Short problem
Go through the data below and gather each line containing "anzeigen".

Records to use
★ ★ ★ ★ ★ ★ ★

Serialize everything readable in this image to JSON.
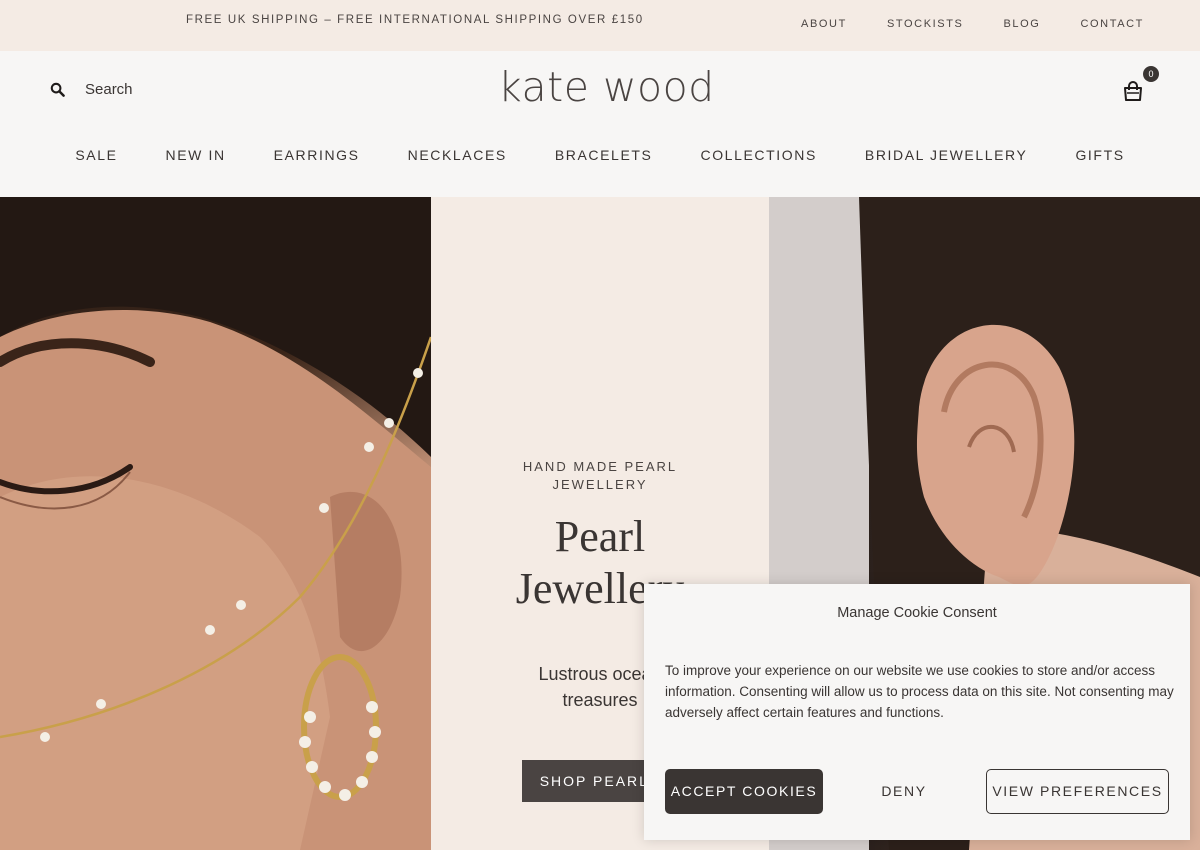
{
  "topbar": {
    "promo": "FREE UK SHIPPING – FREE INTERNATIONAL SHIPPING OVER £150",
    "links": [
      "ABOUT",
      "STOCKISTS",
      "BLOG",
      "CONTACT"
    ]
  },
  "header": {
    "search_placeholder": "Search",
    "logo": "kate wood",
    "cart_count": "0"
  },
  "nav": {
    "items": [
      "SALE",
      "NEW IN",
      "EARRINGS",
      "NECKLACES",
      "BRACELETS",
      "COLLECTIONS",
      "BRIDAL JEWELLERY",
      "GIFTS"
    ]
  },
  "hero": {
    "kicker_line1": "HAND MADE PEARL",
    "kicker_line2": "JEWELLERY",
    "headline_line1": "Pearl",
    "headline_line2": "Jewellery",
    "sub_line1": "Lustrous ocean",
    "sub_line2": "treasures",
    "cta": "SHOP PEARLS"
  },
  "cookie": {
    "title": "Manage Cookie Consent",
    "body": "To improve your experience on our website we use cookies to store and/or access information. Consenting will allow us to process data on this site. Not consenting may adversely affect certain features and functions.",
    "accept": "ACCEPT COOKIES",
    "deny": "DENY",
    "preferences": "VIEW PREFERENCES"
  },
  "icons": {
    "search": "search-icon",
    "cart": "shopping-bag-icon"
  },
  "colors": {
    "topbar_bg": "#f4ebe4",
    "header_bg": "#f7f6f5",
    "text": "#3a3533",
    "button_dark": "#4a4442"
  }
}
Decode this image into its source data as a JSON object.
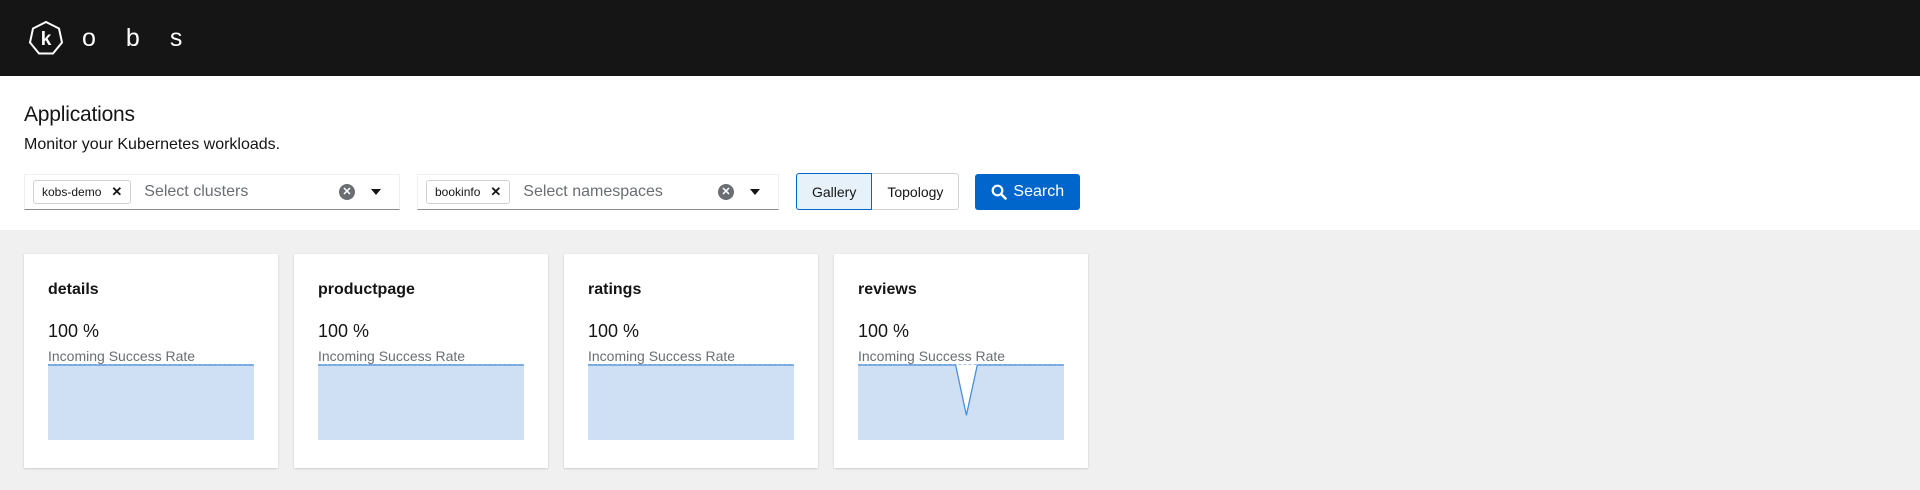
{
  "brand": {
    "name_letters": [
      "o",
      "b",
      "s"
    ],
    "logo_letter": "k",
    "logo_icon": "kobs-heptagon-k-icon"
  },
  "header": {
    "title": "Applications",
    "subtitle": "Monitor your Kubernetes workloads."
  },
  "filters": {
    "clusters": {
      "chips": [
        "kobs-demo"
      ],
      "placeholder": "Select clusters"
    },
    "namespaces": {
      "chips": [
        "bookinfo"
      ],
      "placeholder": "Select namespaces"
    }
  },
  "view_toggle": {
    "options": [
      "Gallery",
      "Topology"
    ],
    "selected": "Gallery"
  },
  "search": {
    "label": "Search",
    "icon": "search-icon"
  },
  "colors": {
    "accent": "#0066cc",
    "sparkline_fill": "#cfe0f5",
    "sparkline_line": "#4a90d9",
    "masthead": "#151515"
  },
  "applications": [
    {
      "name": "details",
      "value": "100 %",
      "label": "Incoming Success Rate",
      "series": [
        100,
        100,
        100,
        100,
        100,
        100,
        100,
        100,
        100,
        100,
        100,
        100,
        100,
        100,
        100,
        100,
        100,
        100,
        100,
        100
      ]
    },
    {
      "name": "productpage",
      "value": "100 %",
      "label": "Incoming Success Rate",
      "series": [
        100,
        100,
        100,
        100,
        100,
        100,
        100,
        100,
        100,
        100,
        100,
        100,
        100,
        100,
        100,
        100,
        100,
        100,
        100,
        100
      ]
    },
    {
      "name": "ratings",
      "value": "100 %",
      "label": "Incoming Success Rate",
      "series": [
        100,
        100,
        100,
        100,
        100,
        100,
        100,
        100,
        100,
        100,
        100,
        100,
        100,
        100,
        100,
        100,
        100,
        100,
        100,
        100
      ]
    },
    {
      "name": "reviews",
      "value": "100 %",
      "label": "Incoming Success Rate",
      "series": [
        100,
        100,
        100,
        100,
        100,
        100,
        100,
        100,
        100,
        100,
        34,
        100,
        100,
        100,
        100,
        100,
        100,
        100,
        100,
        100
      ]
    }
  ]
}
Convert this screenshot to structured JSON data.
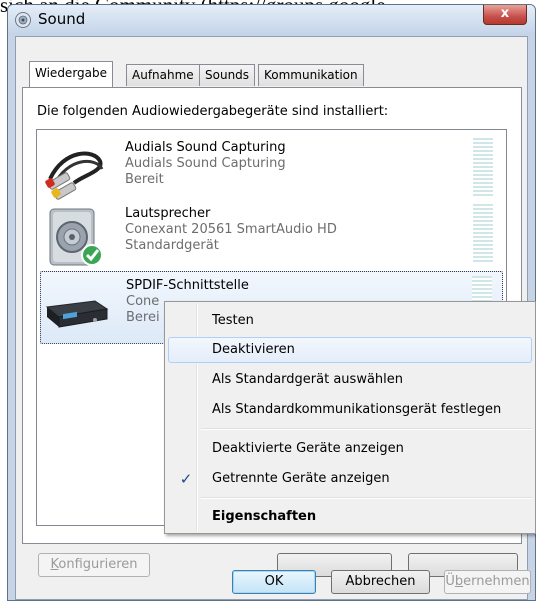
{
  "background_text": "sich an die Community (https://groups.google",
  "window": {
    "title": "Sound",
    "close_label": "x"
  },
  "tabs": [
    {
      "label": "Wiedergabe",
      "active": true
    },
    {
      "label": "Aufnahme",
      "active": false
    },
    {
      "label": "Sounds",
      "active": false
    },
    {
      "label": "Kommunikation",
      "active": false
    }
  ],
  "panel": {
    "intro": "Die folgenden Audiowiedergabegeräte sind installiert:"
  },
  "devices": [
    {
      "name": "Audials Sound Capturing",
      "line2": "Audials Sound Capturing",
      "line3": "Bereit",
      "icon": "rca-cable-icon"
    },
    {
      "name": "Lautsprecher",
      "line2": "Conexant 20561 SmartAudio HD",
      "line3": "Standardgerät",
      "icon": "speaker-icon",
      "badge": "default-check-icon"
    },
    {
      "name": "SPDIF-Schnittstelle",
      "line2": "Cone",
      "line3": "Berei",
      "icon": "spdif-device-icon",
      "selected": true
    }
  ],
  "buttons": {
    "configure": {
      "accesskey": "K",
      "rest": "onfigurieren"
    },
    "ok": "OK",
    "cancel": "Abbrechen",
    "apply": {
      "prefix": "Ü",
      "accesskey": "b",
      "rest": "ernehmen"
    }
  },
  "context_menu": {
    "items": [
      {
        "label": "Testen"
      },
      {
        "label": "Deaktivieren",
        "hover": true
      },
      {
        "label": "Als Standardgerät auswählen"
      },
      {
        "label": "Als Standardkommunikationsgerät festlegen"
      },
      {
        "label": "Deaktivierte Geräte anzeigen"
      },
      {
        "label": "Getrennte Geräte anzeigen",
        "checked": true,
        "check_glyph": "✓"
      },
      {
        "label": "Eigenschaften",
        "bold": true
      }
    ]
  },
  "colors": {
    "accent": "#3c7fb1",
    "disabled_text": "#9a9a9a",
    "secondary_text": "#6d6d6d"
  }
}
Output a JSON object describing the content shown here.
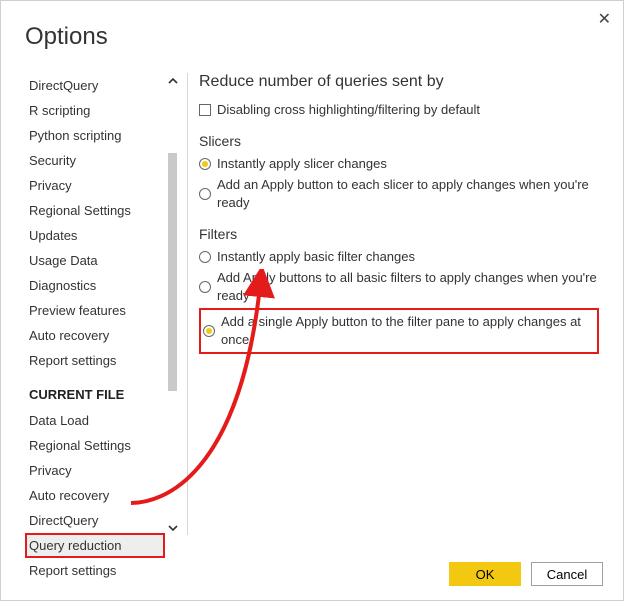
{
  "window": {
    "title": "Options",
    "close_glyph": "✕"
  },
  "sidebar": {
    "items": [
      {
        "label": "DirectQuery"
      },
      {
        "label": "R scripting"
      },
      {
        "label": "Python scripting"
      },
      {
        "label": "Security"
      },
      {
        "label": "Privacy"
      },
      {
        "label": "Regional Settings"
      },
      {
        "label": "Updates"
      },
      {
        "label": "Usage Data"
      },
      {
        "label": "Diagnostics"
      },
      {
        "label": "Preview features"
      },
      {
        "label": "Auto recovery"
      },
      {
        "label": "Report settings"
      }
    ],
    "section_title": "CURRENT FILE",
    "file_items": [
      {
        "label": "Data Load"
      },
      {
        "label": "Regional Settings"
      },
      {
        "label": "Privacy"
      },
      {
        "label": "Auto recovery"
      },
      {
        "label": "DirectQuery"
      },
      {
        "label": "Query reduction"
      },
      {
        "label": "Report settings"
      }
    ]
  },
  "content": {
    "heading1": "Reduce number of queries sent by",
    "chk1": "Disabling cross highlighting/filtering by default",
    "heading2": "Slicers",
    "slicer_opts": [
      "Instantly apply slicer changes",
      "Add an Apply button to each slicer to apply changes when you're ready"
    ],
    "heading3": "Filters",
    "filter_opts": [
      "Instantly apply basic filter changes",
      "Add Apply buttons to all basic filters to apply changes when you're ready",
      "Add a single Apply button to the filter pane to apply changes at once"
    ]
  },
  "footer": {
    "ok": "OK",
    "cancel": "Cancel"
  }
}
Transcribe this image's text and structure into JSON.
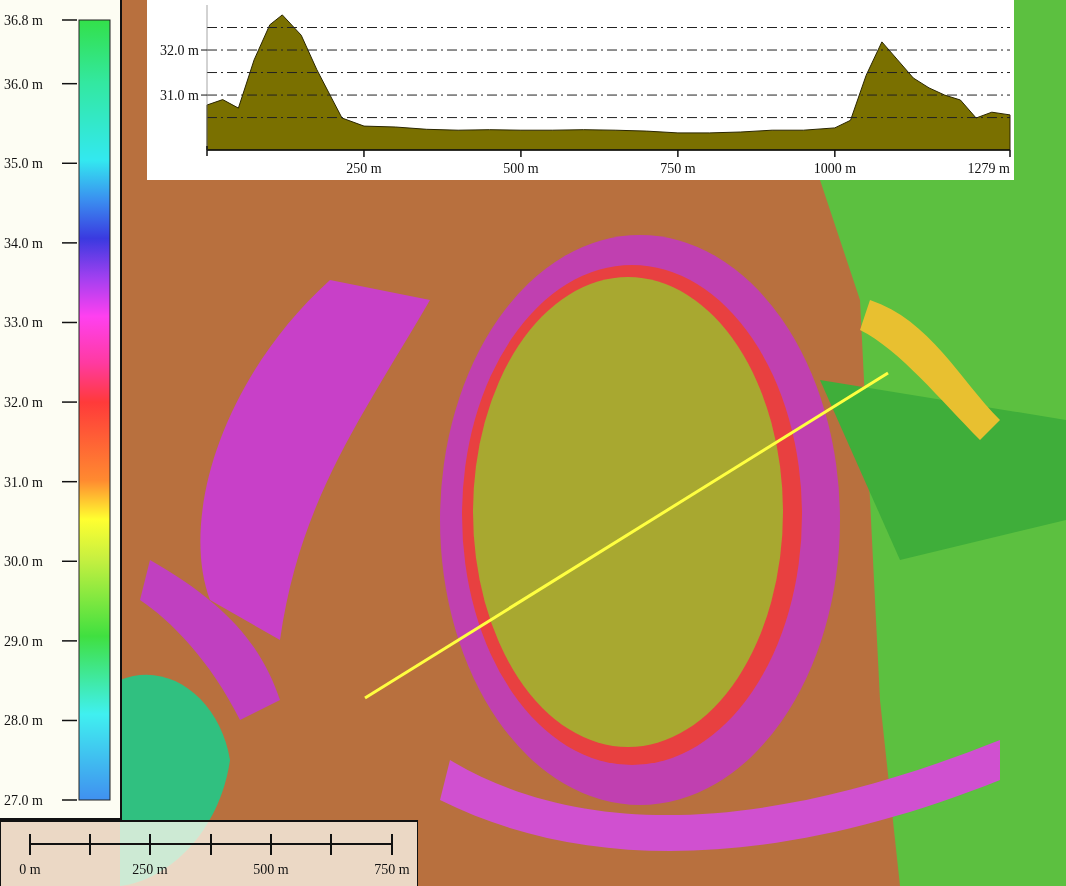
{
  "legend": {
    "labels": [
      "36.8 m",
      "36.0 m",
      "35.0 m",
      "34.0 m",
      "33.0 m",
      "32.0 m",
      "31.0 m",
      "30.0 m",
      "29.0 m",
      "28.0 m",
      "27.0 m"
    ]
  },
  "profile": {
    "chart_data": {
      "type": "area",
      "x": [
        0,
        25,
        50,
        75,
        100,
        120,
        150,
        175,
        200,
        215,
        250,
        300,
        350,
        400,
        450,
        500,
        550,
        600,
        650,
        700,
        750,
        800,
        850,
        900,
        950,
        1000,
        1025,
        1050,
        1075,
        1100,
        1125,
        1150,
        1175,
        1200,
        1225,
        1250,
        1279
      ],
      "series": [
        {
          "color": "#7a7000",
          "values": [
            30.78,
            30.9,
            30.71,
            31.78,
            32.56,
            32.78,
            32.33,
            31.56,
            30.89,
            30.49,
            30.31,
            30.29,
            30.24,
            30.22,
            30.23,
            30.22,
            30.22,
            30.23,
            30.22,
            30.2,
            30.16,
            30.16,
            30.18,
            30.22,
            30.22,
            30.27,
            30.44,
            31.44,
            32.18,
            31.78,
            31.38,
            31.16,
            31.0,
            30.89,
            30.49,
            30.62,
            30.56
          ]
        }
      ],
      "xlim": [
        0,
        1279
      ],
      "ylim": [
        29.78,
        33.0
      ],
      "xticks": [
        {
          "value": 250,
          "label": "250 m"
        },
        {
          "value": 500,
          "label": "500 m"
        },
        {
          "value": 750,
          "label": "750 m"
        },
        {
          "value": 1000,
          "label": "1000 m"
        },
        {
          "value": 1279,
          "label": "1279 m"
        }
      ],
      "yticks": [
        {
          "value": 31.0,
          "label": "31.0 m"
        },
        {
          "value": 32.0,
          "label": "32.0 m"
        }
      ]
    }
  },
  "scale_bar": {
    "labels": [
      "0 m",
      "250 m",
      "500 m",
      "750 m"
    ]
  }
}
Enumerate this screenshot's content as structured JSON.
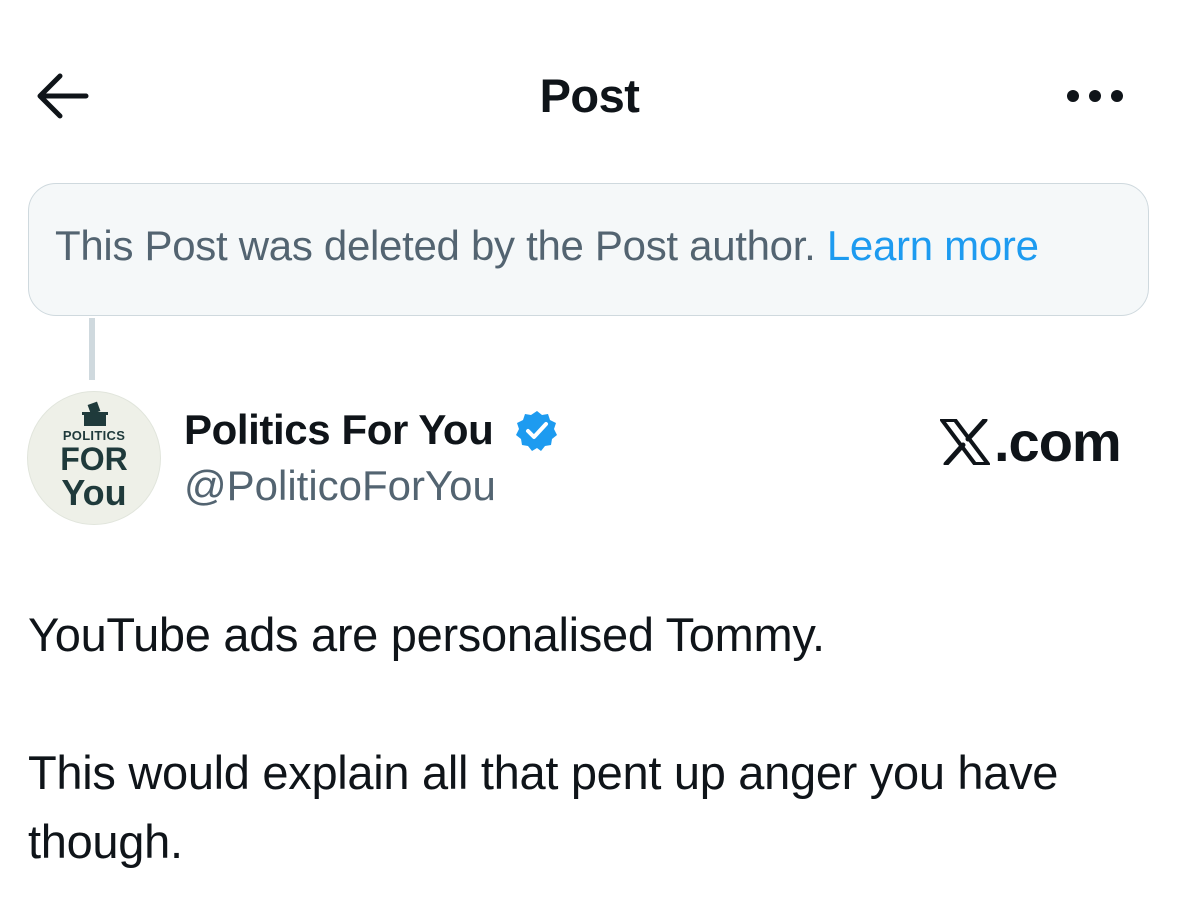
{
  "header": {
    "title": "Post",
    "back_icon": "arrow-left-icon",
    "more_icon": "more-horizontal-icon"
  },
  "deleted_notice": {
    "text": "This Post was deleted by the Post author.",
    "link_label": "Learn more"
  },
  "author": {
    "name": "Politics For You",
    "handle": "@PoliticoForYou",
    "verified": true,
    "avatar": {
      "line1": "POLITICS",
      "line2": "FOR",
      "line3": "You"
    }
  },
  "watermark": {
    "text": ".com",
    "logo": "x-logo-icon"
  },
  "post": {
    "paragraph1": "YouTube ads are personalised Tommy.",
    "paragraph2": "This would explain all that pent up anger you have though."
  },
  "colors": {
    "text_primary": "#0f1419",
    "text_secondary": "#536471",
    "link": "#1d9bf0",
    "verified": "#1d9bf0",
    "notice_bg": "#f5f8f9",
    "border": "#cfd9de"
  }
}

★ ★ ★ ★ ★ ★ ★

Solution to this problem
        "label": "Deaktivierte Geräte anzeigen"
        "label": "Getrennte Geräte anzeigen",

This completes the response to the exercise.